→ **Task objective**:
Your task is to copy every line of this material exactly.
--------------------
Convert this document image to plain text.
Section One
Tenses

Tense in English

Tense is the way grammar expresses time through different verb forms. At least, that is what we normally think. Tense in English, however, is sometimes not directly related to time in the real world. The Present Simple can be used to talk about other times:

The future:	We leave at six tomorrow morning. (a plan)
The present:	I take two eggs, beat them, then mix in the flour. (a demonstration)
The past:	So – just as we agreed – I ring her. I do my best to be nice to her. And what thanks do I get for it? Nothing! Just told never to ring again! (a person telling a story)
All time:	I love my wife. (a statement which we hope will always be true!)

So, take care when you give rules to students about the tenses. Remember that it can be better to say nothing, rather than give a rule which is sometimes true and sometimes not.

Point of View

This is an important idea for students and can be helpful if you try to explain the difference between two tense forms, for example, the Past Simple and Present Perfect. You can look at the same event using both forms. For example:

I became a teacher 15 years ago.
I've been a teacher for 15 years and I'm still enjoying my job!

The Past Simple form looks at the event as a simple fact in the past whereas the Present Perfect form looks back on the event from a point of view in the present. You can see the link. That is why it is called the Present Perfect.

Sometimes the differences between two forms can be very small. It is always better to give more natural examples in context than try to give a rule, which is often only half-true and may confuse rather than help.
--------------------
→ **Reply**:
Convert this document image to plain text.
Section One
Tenses

Tense in English

Tense is the way grammar expresses time through different verb forms. At least, that is what we normally think. Tense in English, however, is sometimes not directly related to time in the real world. The Present Simple can be used to talk about other times:

The future:	We leave at six tomorrow morning. (a plan)
The present:	I take two eggs, beat them, then mix in the flour. (a demonstration)
The past:	So – just as we agreed – I ring her. I do my best to be nice to her. And what thanks do I get for it? Nothing! Just told never to ring again! (a person telling a story)
All time:	I love my wife. (a statement which we hope will always be true!)

So, take care when you give rules to students about the tenses. Remember that it can be better to say nothing, rather than give a rule which is sometimes true and sometimes not.

Point of View

This is an important idea for students and can be helpful if you try to explain the difference between two tense forms, for example, the Past Simple and Present Perfect. You can look at the same event using both forms. For example:

I became a teacher 15 years ago.
I've been a teacher for 15 years and I'm still enjoying my job!

The Past Simple form looks at the event as a simple fact in the past whereas the Present Perfect form looks back on the event from a point of view in the present. You can see the link. That is why it is called the Present Perfect.

Sometimes the differences between two forms can be very small. It is always better to give more natural examples in context than try to give a rule, which is often only half-true and may confuse rather than help.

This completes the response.